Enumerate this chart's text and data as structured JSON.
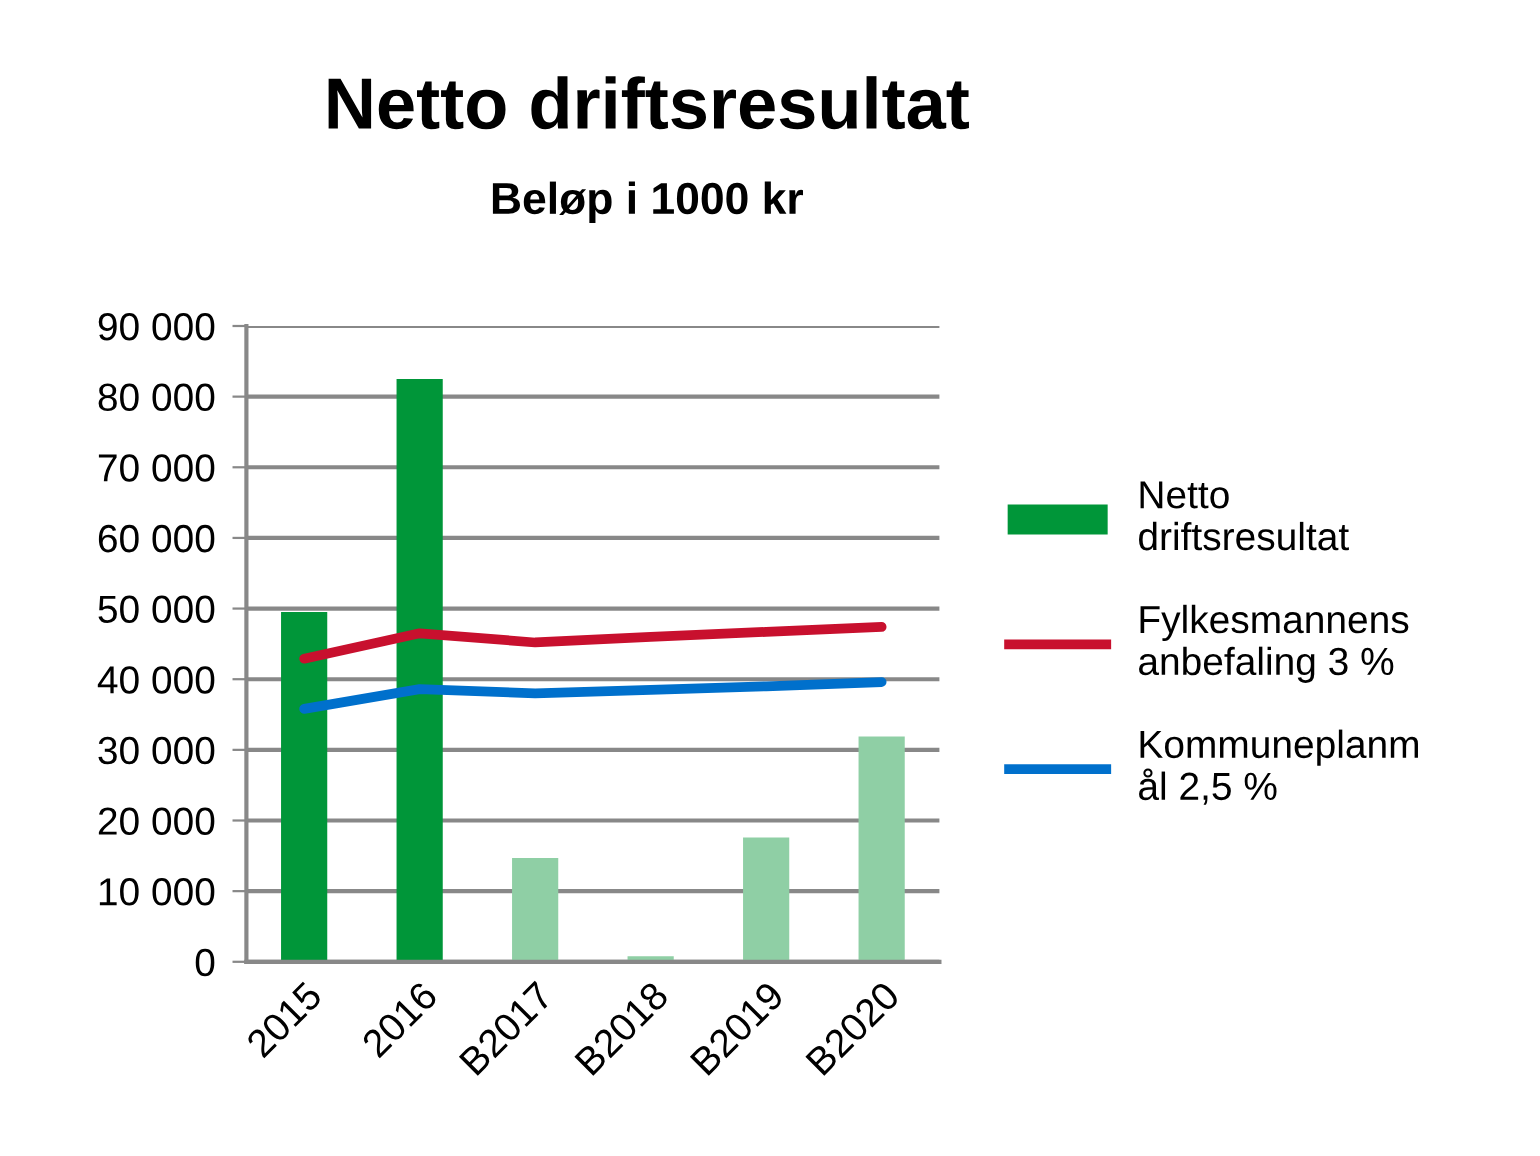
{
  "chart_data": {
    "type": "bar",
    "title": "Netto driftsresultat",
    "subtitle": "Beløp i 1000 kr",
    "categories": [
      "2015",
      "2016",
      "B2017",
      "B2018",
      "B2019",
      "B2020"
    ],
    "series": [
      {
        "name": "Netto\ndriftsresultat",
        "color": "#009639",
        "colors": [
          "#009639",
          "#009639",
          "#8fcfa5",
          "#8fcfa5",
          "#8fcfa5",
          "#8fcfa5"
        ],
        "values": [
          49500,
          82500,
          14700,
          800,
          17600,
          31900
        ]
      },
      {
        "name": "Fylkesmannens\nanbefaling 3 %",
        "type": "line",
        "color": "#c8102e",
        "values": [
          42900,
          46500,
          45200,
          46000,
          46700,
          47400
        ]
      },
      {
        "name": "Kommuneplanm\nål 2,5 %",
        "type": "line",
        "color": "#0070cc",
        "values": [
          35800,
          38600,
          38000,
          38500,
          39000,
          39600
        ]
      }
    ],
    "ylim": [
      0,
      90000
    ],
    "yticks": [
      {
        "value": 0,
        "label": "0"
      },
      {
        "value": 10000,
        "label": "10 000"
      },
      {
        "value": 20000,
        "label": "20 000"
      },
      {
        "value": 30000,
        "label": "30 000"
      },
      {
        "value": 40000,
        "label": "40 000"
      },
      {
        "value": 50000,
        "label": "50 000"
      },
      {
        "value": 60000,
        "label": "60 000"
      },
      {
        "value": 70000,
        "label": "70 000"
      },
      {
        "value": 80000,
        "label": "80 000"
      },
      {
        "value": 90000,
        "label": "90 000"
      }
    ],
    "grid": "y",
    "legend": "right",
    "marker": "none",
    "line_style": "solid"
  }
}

++++

→ **Stated problem**
Select every line of the material above holding the word "Netto" and copy it.

→ **Task solution**
    "title": "Netto driftsresultat",
        "name": "Netto\ndriftsresultat",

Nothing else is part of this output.